Instructions to follow: Every record must be written out once more, with nothing added or omitted.

(Data excerpts)
— begin —

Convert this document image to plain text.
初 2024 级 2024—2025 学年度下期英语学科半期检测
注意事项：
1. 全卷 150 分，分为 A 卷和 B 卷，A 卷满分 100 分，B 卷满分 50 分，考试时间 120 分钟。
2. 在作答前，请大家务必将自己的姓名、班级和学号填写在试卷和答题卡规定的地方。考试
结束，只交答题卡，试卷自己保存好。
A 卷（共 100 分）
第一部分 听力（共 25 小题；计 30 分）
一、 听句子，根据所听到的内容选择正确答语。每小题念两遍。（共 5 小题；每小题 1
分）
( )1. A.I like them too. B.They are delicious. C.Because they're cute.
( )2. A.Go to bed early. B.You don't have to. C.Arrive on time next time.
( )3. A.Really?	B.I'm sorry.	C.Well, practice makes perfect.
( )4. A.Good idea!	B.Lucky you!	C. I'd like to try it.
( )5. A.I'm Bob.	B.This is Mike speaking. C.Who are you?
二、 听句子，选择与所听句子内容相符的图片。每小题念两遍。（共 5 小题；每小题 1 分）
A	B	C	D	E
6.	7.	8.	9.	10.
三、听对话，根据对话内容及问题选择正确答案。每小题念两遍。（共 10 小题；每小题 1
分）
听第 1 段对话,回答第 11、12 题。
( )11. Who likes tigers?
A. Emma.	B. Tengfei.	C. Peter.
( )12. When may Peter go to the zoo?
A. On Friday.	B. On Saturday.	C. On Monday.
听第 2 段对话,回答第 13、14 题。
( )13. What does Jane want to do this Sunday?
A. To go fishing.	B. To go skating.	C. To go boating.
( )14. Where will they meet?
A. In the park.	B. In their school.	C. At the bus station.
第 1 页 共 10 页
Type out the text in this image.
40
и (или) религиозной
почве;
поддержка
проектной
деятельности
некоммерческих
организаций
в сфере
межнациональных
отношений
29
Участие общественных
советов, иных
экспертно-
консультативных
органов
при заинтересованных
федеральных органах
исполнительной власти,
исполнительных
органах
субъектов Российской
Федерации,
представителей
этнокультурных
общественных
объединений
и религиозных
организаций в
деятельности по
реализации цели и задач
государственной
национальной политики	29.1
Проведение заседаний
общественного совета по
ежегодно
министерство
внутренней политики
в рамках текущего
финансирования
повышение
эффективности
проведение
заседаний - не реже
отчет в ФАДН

— end —

Exercise response:
Convert this document image to plain text.
初 2024 级 2024—2025 学年度下期英语学科半期检测
注意事项：
1. 全卷 150 分，分为 A 卷和 B 卷，A 卷满分 100 分，B 卷满分 50 分，考试时间 120 分钟。
2. 在作答前，请大家务必将自己的姓名、班级和学号填写在试卷和答题卡规定的地方。考试
结束，只交答题卡，试卷自己保存好。
A 卷（共 100 分）
第一部分 听力（共 25 小题；计 30 分）
一、 听句子，根据所听到的内容选择正确答语。每小题念两遍。（共 5 小题；每小题 1
分）
( )1. A.I like them too. B.They are delicious. C.Because they're cute.
( )2. A.Go to bed early. B.You don't have to. C.Arrive on time next time.
( )3. A.Really?	B.I'm sorry.	C.Well, practice makes perfect.
( )4. A.Good idea!	B.Lucky you!	C. I'd like to try it.
( )5. A.I'm Bob.	B.This is Mike speaking. C.Who are you?
二、 听句子，选择与所听句子内容相符的图片。每小题念两遍。（共 5 小题；每小题 1 分）
A	B	C	D	E
6.	7.	8.	9.	10.
三、听对话，根据对话内容及问题选择正确答案。每小题念两遍。（共 10 小题；每小题 1
分）
听第 1 段对话,回答第 11、12 题。
( )11. Who likes tigers?
A. Emma.	B. Tengfei.	C. Peter.
( )12. When may Peter go to the zoo?
A. On Friday.	B. On Saturday.	C. On Monday.
听第 2 段对话,回答第 13、14 题。
( )13. What does Jane want to do this Sunday?
A. To go fishing.	B. To go skating.	C. To go boating.
( )14. Where will they meet?
A. In the park.	B. In their school.	C. At the bus station.
第 1 页 共 10 页
Type out the text in this image.
40
и (или) религиозной
почве;
поддержка
проектной
деятельности
некоммерческих
организаций
в сфере
межнациональных
отношений
29
Участие общественных
советов, иных
экспертно-
консультативных
органов
при заинтересованных
федеральных органах
исполнительной власти,
исполнительных
органах
субъектов Российской
Федерации,
представителей
этнокультурных
общественных
объединений
и религиозных
организаций в
деятельности по
реализации цели и задач
государственной
национальной политики	29.1
Проведение заседаний
общественного совета по
ежегодно
министерство
внутренней политики
в рамках текущего
финансирования
повышение
эффективности
проведение
заседаний - не реже
отчет в ФАДН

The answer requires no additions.